# Problem statement
Reproduce the records below exactly as given.

Stored data:

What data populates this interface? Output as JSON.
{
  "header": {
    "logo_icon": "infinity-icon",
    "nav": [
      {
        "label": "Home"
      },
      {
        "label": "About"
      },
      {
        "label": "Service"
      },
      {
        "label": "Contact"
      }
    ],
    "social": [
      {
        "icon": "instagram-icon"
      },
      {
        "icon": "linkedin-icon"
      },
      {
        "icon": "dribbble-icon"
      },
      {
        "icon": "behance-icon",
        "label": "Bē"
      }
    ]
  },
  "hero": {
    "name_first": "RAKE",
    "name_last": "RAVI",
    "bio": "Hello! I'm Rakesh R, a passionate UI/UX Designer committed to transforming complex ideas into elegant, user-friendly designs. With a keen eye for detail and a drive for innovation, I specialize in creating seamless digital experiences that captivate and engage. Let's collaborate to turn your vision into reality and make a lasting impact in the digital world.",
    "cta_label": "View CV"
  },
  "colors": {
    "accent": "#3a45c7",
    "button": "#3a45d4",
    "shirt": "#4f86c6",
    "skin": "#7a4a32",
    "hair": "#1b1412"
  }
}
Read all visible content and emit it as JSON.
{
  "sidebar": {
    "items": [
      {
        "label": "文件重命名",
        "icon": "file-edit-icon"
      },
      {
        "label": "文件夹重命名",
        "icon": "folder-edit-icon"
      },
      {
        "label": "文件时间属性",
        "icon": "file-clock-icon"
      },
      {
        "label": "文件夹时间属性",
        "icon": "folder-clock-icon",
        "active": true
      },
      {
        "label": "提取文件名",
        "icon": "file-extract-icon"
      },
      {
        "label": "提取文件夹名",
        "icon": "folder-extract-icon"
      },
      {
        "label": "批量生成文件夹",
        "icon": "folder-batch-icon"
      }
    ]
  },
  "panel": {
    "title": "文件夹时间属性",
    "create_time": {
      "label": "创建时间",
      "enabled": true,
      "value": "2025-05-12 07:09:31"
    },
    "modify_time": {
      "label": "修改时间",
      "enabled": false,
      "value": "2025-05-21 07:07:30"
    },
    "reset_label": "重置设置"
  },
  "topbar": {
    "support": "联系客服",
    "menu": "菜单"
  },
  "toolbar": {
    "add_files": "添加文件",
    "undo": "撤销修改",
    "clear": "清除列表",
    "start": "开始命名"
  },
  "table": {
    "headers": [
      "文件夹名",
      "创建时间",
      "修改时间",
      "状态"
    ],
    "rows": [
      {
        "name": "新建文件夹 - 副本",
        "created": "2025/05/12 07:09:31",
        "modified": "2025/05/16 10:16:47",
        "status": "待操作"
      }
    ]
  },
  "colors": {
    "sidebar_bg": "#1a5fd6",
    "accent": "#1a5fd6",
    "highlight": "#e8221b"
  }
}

# Solution to the problem
What data populates this interface? Output as JSON.
{
  "header": {
    "logo_icon": "infinity-icon",
    "nav": [
      {
        "label": "Home"
      },
      {
        "label": "About"
      },
      {
        "label": "Service"
      },
      {
        "label": "Contact"
      }
    ],
    "social": [
      {
        "icon": "instagram-icon"
      },
      {
        "icon": "linkedin-icon"
      },
      {
        "icon": "dribbble-icon"
      },
      {
        "icon": "behance-icon",
        "label": "Bē"
      }
    ]
  },
  "hero": {
    "name_first": "RAKE",
    "name_last": "RAVI",
    "bio": "Hello! I'm Rakesh R, a passionate UI/UX Designer committed to transforming complex ideas into elegant, user-friendly designs. With a keen eye for detail and a drive for innovation, I specialize in creating seamless digital experiences that captivate and engage. Let's collaborate to turn your vision into reality and make a lasting impact in the digital world.",
    "cta_label": "View CV"
  },
  "colors": {
    "accent": "#3a45c7",
    "button": "#3a45d4",
    "shirt": "#4f86c6",
    "skin": "#7a4a32",
    "hair": "#1b1412"
  }
}
Read all visible content and emit it as JSON.
{
  "sidebar": {
    "items": [
      {
        "label": "文件重命名",
        "icon": "file-edit-icon"
      },
      {
        "label": "文件夹重命名",
        "icon": "folder-edit-icon"
      },
      {
        "label": "文件时间属性",
        "icon": "file-clock-icon"
      },
      {
        "label": "文件夹时间属性",
        "icon": "folder-clock-icon",
        "active": true
      },
      {
        "label": "提取文件名",
        "icon": "file-extract-icon"
      },
      {
        "label": "提取文件夹名",
        "icon": "folder-extract-icon"
      },
      {
        "label": "批量生成文件夹",
        "icon": "folder-batch-icon"
      }
    ]
  },
  "panel": {
    "title": "文件夹时间属性",
    "create_time": {
      "label": "创建时间",
      "enabled": true,
      "value": "2025-05-12 07:09:31"
    },
    "modify_time": {
      "label": "修改时间",
      "enabled": false,
      "value": "2025-05-21 07:07:30"
    },
    "reset_label": "重置设置"
  },
  "topbar": {
    "support": "联系客服",
    "menu": "菜单"
  },
  "toolbar": {
    "add_files": "添加文件",
    "undo": "撤销修改",
    "clear": "清除列表",
    "start": "开始命名"
  },
  "table": {
    "headers": [
      "文件夹名",
      "创建时间",
      "修改时间",
      "状态"
    ],
    "rows": [
      {
        "name": "新建文件夹 - 副本",
        "created": "2025/05/12 07:09:31",
        "modified": "2025/05/16 10:16:47",
        "status": "待操作"
      }
    ]
  },
  "colors": {
    "sidebar_bg": "#1a5fd6",
    "accent": "#1a5fd6",
    "highlight": "#e8221b"
  }
}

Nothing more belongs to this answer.